> _WRITTEN TASK_
Print all entries word for word.

> _RECORDS FOR THIS EXERCISE_
>> BEGIN

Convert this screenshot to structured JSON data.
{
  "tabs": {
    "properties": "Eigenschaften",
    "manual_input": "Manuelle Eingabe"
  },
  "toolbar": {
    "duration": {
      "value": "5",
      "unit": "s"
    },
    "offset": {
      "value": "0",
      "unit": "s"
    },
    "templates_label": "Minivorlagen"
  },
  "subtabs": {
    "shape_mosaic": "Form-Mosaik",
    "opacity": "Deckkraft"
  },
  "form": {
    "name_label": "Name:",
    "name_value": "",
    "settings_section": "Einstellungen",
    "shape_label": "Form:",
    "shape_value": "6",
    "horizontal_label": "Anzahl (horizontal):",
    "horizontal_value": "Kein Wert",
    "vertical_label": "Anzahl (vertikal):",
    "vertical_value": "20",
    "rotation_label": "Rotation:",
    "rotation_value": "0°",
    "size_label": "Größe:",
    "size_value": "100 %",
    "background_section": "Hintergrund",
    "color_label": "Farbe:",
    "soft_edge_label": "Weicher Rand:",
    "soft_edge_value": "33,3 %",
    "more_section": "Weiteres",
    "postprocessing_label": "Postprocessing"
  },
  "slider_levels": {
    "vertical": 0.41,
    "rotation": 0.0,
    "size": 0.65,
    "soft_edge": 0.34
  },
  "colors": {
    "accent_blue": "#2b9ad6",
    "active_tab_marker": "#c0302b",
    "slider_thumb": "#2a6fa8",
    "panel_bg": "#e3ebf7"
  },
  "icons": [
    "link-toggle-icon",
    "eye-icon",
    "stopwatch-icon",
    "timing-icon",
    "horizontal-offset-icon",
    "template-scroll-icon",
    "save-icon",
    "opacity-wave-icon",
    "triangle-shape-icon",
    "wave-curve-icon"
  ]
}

>> END

> _COMPLETE OUTPUT_
Convert this screenshot to structured JSON data.
{
  "tabs": {
    "properties": "Eigenschaften",
    "manual_input": "Manuelle Eingabe"
  },
  "toolbar": {
    "duration": {
      "value": "5",
      "unit": "s"
    },
    "offset": {
      "value": "0",
      "unit": "s"
    },
    "templates_label": "Minivorlagen"
  },
  "subtabs": {
    "shape_mosaic": "Form-Mosaik",
    "opacity": "Deckkraft"
  },
  "form": {
    "name_label": "Name:",
    "name_value": "",
    "settings_section": "Einstellungen",
    "shape_label": "Form:",
    "shape_value": "6",
    "horizontal_label": "Anzahl (horizontal):",
    "horizontal_value": "Kein Wert",
    "vertical_label": "Anzahl (vertikal):",
    "vertical_value": "20",
    "rotation_label": "Rotation:",
    "rotation_value": "0°",
    "size_label": "Größe:",
    "size_value": "100 %",
    "background_section": "Hintergrund",
    "color_label": "Farbe:",
    "soft_edge_label": "Weicher Rand:",
    "soft_edge_value": "33,3 %",
    "more_section": "Weiteres",
    "postprocessing_label": "Postprocessing"
  },
  "slider_levels": {
    "vertical": 0.41,
    "rotation": 0.0,
    "size": 0.65,
    "soft_edge": 0.34
  },
  "colors": {
    "accent_blue": "#2b9ad6",
    "active_tab_marker": "#c0302b",
    "slider_thumb": "#2a6fa8",
    "panel_bg": "#e3ebf7"
  },
  "icons": [
    "link-toggle-icon",
    "eye-icon",
    "stopwatch-icon",
    "timing-icon",
    "horizontal-offset-icon",
    "template-scroll-icon",
    "save-icon",
    "opacity-wave-icon",
    "triangle-shape-icon",
    "wave-curve-icon"
  ]
}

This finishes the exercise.